- **Extracted entries**:
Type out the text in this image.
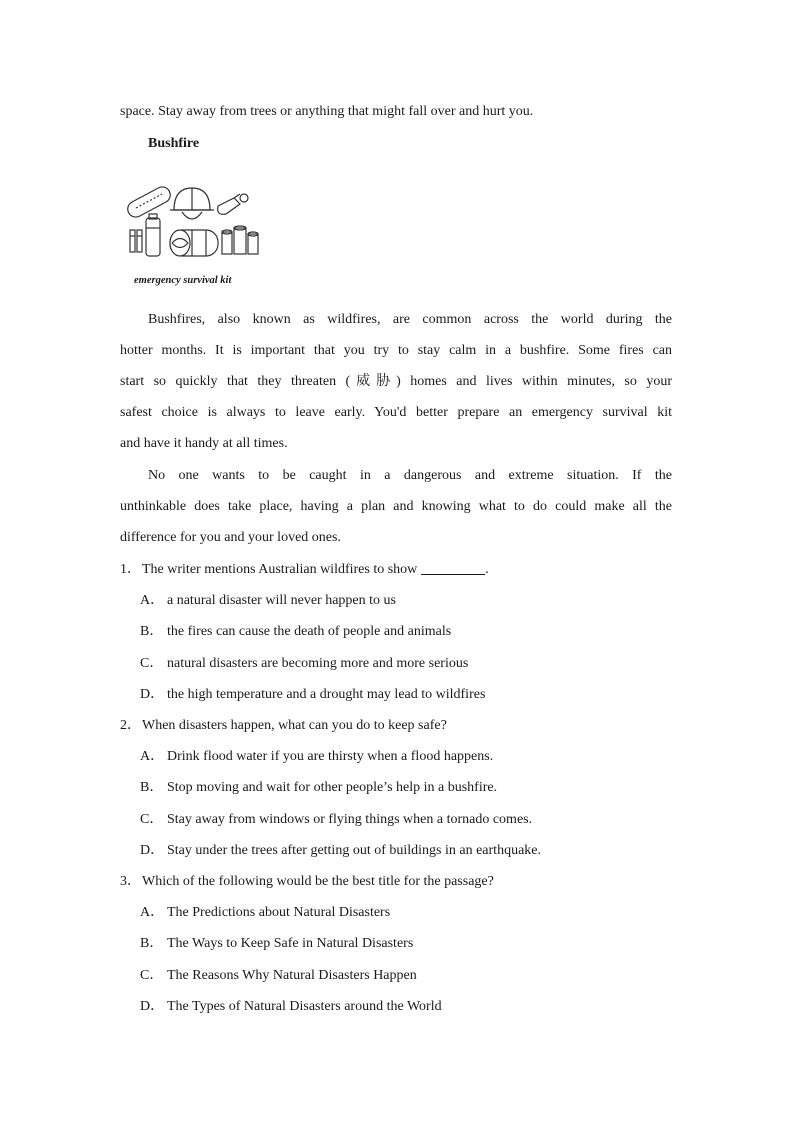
space. Stay away from trees or anything that might fall over and hurt you.
Bushfire
emergency survival kit
Bushfires, also known as wildfires, are common across the world during the
hotter months. It is important that you try to stay calm in a bushfire. Some fires can
start so quickly that they threaten (威胁) homes and lives within minutes, so your
safest choice is always to leave early. You'd better prepare an emergency survival kit
and have it handy at all times.
No one wants to be caught in a dangerous and extreme situation. If the
unthinkable does take place, having a plan and knowing what to do could make all the
difference for you and your loved ones.
1．The writer mentions Australian wildfires to show	.
A． a natural disaster will never happen to us
B． the fires can cause the death of people and animals
C． natural disasters are becoming more and more serious
D． the high temperature and a drought may lead to wildfires
2．When disasters happen, what can you do to keep safe?
A． Drink flood water if you are thirsty when a flood happens.
B． Stop moving and wait for other people’s help in a bushfire.
C． Stay away from windows or flying things when a tornado comes.
D． Stay under the trees after getting out of buildings in an earthquake.
3．Which of the following would be the best title for the passage?
A． The Predictions about Natural Disasters
B． The Ways to Keep Safe in Natural Disasters
C． The Reasons Why Natural Disasters Happen
D． The Types of Natural Disasters around the World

- **Stated exercise**:
Identify and extract each line of the listing that contains "survival".

- **Exercise solution**:
emergency survival kit
safest choice is always to leave early. You'd better prepare an emergency survival kit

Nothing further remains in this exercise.